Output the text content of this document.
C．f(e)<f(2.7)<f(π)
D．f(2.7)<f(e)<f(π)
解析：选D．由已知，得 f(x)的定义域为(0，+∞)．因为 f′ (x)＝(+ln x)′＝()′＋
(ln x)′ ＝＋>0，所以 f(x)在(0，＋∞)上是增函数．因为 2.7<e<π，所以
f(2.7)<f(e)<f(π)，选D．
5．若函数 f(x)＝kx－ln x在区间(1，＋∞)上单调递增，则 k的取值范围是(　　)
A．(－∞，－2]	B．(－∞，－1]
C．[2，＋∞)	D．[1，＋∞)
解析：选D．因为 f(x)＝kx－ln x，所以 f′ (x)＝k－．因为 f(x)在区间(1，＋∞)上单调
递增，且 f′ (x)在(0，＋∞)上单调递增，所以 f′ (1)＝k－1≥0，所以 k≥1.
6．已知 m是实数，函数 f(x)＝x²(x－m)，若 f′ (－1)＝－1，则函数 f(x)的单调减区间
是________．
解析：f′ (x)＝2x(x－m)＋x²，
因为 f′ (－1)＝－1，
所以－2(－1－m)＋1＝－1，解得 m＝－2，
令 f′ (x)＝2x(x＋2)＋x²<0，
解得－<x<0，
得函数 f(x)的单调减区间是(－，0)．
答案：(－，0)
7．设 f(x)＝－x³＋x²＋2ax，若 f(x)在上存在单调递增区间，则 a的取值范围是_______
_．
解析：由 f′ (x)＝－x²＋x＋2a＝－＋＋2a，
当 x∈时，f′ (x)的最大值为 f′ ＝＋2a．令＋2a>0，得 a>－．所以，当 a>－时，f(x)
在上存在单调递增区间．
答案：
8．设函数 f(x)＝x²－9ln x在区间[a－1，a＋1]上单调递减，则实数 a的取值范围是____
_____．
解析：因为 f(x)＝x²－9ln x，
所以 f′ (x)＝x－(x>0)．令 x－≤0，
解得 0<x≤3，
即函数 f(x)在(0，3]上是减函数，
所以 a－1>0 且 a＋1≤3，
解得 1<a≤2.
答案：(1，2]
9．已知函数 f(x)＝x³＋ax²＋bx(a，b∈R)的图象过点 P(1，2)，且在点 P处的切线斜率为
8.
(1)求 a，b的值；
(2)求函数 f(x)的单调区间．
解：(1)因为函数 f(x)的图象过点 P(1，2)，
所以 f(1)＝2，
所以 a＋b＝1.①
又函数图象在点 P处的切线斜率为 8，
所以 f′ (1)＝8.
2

***

## What you have to do
Across the data, tally the lines containing "在上存在单调递增区间" and give back the number alone.

## Final result
2